◆ Required work:
Could you repeat, word for word, every line from the one containing "Transcribe the text in this document." through the final line of the records below, and nothing else?

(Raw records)
-------

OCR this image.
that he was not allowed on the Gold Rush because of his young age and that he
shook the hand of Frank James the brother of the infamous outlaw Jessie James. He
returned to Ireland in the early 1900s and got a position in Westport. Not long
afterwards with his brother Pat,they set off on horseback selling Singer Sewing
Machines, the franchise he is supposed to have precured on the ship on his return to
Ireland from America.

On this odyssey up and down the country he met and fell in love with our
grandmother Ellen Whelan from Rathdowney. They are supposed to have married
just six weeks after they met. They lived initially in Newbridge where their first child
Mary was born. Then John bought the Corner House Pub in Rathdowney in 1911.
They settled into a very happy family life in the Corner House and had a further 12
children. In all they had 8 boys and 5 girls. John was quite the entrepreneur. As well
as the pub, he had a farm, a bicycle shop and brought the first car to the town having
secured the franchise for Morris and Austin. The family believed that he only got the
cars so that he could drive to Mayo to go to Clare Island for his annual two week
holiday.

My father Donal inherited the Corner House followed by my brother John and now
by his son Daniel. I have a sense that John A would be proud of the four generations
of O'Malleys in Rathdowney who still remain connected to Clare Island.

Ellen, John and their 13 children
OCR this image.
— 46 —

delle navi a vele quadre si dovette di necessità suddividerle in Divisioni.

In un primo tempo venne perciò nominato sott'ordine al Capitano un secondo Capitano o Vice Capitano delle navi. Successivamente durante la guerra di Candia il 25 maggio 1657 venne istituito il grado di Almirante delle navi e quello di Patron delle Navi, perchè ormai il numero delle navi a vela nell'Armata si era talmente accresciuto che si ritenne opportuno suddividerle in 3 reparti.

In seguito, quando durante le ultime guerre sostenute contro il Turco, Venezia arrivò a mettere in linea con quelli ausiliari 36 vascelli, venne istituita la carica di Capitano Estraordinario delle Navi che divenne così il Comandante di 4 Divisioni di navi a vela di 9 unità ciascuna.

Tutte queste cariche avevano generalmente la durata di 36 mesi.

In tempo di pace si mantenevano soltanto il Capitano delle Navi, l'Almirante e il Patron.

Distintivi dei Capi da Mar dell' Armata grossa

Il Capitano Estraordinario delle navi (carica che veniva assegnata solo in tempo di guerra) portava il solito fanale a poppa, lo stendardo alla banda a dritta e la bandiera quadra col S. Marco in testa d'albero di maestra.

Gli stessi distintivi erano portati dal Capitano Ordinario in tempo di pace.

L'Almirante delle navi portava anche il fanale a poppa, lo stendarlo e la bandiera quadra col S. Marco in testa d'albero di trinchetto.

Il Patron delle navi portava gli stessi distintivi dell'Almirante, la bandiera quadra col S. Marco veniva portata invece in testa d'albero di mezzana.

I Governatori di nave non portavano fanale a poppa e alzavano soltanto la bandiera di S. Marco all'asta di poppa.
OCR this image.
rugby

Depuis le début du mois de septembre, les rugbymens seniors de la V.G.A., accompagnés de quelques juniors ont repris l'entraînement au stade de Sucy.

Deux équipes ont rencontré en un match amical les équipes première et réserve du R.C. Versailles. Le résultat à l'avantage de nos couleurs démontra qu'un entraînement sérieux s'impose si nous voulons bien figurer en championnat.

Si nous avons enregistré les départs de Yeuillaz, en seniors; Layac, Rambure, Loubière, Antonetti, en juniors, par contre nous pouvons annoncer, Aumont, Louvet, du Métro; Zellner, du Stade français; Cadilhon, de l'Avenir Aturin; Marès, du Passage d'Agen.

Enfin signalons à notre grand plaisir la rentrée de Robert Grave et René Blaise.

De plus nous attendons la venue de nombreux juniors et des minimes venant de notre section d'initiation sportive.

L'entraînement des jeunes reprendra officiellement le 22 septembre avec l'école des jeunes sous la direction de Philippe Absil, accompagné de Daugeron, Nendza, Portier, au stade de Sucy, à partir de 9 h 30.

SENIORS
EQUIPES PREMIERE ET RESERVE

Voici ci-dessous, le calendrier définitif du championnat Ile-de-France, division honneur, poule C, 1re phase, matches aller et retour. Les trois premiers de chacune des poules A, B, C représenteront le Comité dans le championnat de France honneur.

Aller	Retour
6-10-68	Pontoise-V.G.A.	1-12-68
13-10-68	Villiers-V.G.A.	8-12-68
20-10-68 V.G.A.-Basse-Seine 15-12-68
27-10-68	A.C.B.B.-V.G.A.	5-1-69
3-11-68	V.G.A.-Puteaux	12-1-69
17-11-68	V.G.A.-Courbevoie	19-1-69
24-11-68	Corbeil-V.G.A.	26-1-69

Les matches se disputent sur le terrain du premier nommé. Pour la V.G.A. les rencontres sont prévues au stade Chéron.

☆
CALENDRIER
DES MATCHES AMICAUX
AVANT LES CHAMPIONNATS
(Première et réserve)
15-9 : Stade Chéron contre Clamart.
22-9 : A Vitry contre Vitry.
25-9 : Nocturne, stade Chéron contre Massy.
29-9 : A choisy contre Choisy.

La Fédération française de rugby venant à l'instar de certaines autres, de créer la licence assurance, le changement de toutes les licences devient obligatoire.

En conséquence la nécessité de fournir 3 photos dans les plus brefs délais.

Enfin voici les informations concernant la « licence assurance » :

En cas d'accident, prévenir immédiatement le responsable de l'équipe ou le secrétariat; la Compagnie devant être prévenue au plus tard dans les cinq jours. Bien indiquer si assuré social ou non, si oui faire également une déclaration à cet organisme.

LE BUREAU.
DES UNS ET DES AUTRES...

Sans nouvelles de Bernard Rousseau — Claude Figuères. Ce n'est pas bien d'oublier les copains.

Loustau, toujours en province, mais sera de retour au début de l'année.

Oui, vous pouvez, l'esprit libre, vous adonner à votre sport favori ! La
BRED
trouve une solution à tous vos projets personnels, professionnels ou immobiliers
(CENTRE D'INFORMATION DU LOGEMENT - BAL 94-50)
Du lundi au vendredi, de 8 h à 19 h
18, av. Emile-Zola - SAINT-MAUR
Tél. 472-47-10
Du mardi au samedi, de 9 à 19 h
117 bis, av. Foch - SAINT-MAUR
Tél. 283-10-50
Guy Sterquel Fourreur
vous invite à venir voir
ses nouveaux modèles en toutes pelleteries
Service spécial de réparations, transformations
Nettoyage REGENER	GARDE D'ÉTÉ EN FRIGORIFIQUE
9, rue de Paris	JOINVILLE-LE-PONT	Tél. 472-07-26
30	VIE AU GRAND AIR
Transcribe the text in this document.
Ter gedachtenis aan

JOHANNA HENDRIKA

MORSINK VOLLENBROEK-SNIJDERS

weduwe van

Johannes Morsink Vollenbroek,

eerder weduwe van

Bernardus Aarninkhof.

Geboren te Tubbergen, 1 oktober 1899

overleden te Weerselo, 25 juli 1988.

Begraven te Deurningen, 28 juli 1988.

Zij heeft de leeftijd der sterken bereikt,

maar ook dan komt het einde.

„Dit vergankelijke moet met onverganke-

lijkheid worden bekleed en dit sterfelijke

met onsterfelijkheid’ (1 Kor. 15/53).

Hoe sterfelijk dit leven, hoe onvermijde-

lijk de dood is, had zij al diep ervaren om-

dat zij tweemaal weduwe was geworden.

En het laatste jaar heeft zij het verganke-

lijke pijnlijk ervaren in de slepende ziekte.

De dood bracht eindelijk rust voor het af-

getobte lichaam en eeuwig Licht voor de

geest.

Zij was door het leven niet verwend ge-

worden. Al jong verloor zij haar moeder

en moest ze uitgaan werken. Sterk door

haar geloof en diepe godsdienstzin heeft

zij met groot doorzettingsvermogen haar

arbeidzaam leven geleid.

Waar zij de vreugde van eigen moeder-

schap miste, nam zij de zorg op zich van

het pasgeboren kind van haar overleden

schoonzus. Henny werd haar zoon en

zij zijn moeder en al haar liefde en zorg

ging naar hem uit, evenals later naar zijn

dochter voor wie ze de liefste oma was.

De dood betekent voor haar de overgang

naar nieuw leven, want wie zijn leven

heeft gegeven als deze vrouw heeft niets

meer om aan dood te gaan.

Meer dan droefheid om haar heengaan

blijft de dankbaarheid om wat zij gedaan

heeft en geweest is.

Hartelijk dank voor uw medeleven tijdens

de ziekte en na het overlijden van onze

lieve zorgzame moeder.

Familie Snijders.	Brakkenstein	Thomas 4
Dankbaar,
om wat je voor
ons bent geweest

-------

◆ Result of the task:
Transcribe the text in this document.
Ter gedachtenis aan

JOHANNA HENDRIKA

MORSINK VOLLENBROEK-SNIJDERS

weduwe van

Johannes Morsink Vollenbroek,

eerder weduwe van

Bernardus Aarninkhof.

Geboren te Tubbergen, 1 oktober 1899

overleden te Weerselo, 25 juli 1988.

Begraven te Deurningen, 28 juli 1988.

Zij heeft de leeftijd der sterken bereikt,

maar ook dan komt het einde.

„Dit vergankelijke moet met onverganke-

lijkheid worden bekleed en dit sterfelijke

met onsterfelijkheid’ (1 Kor. 15/53).

Hoe sterfelijk dit leven, hoe onvermijde-

lijk de dood is, had zij al diep ervaren om-

dat zij tweemaal weduwe was geworden.

En het laatste jaar heeft zij het verganke-

lijke pijnlijk ervaren in de slepende ziekte.

De dood bracht eindelijk rust voor het af-

getobte lichaam en eeuwig Licht voor de

geest.

Zij was door het leven niet verwend ge-

worden. Al jong verloor zij haar moeder

en moest ze uitgaan werken. Sterk door

haar geloof en diepe godsdienstzin heeft

zij met groot doorzettingsvermogen haar

arbeidzaam leven geleid.

Waar zij de vreugde van eigen moeder-

schap miste, nam zij de zorg op zich van

het pasgeboren kind van haar overleden

schoonzus. Henny werd haar zoon en

zij zijn moeder en al haar liefde en zorg

ging naar hem uit, evenals later naar zijn

dochter voor wie ze de liefste oma was.

De dood betekent voor haar de overgang

naar nieuw leven, want wie zijn leven

heeft gegeven als deze vrouw heeft niets

meer om aan dood te gaan.

Meer dan droefheid om haar heengaan

blijft de dankbaarheid om wat zij gedaan

heeft en geweest is.

Hartelijk dank voor uw medeleven tijdens

de ziekte en na het overlijden van onze

lieve zorgzame moeder.

Familie Snijders.	Brakkenstein	Thomas 4
Dankbaar,
om wat je voor
ons bent geweest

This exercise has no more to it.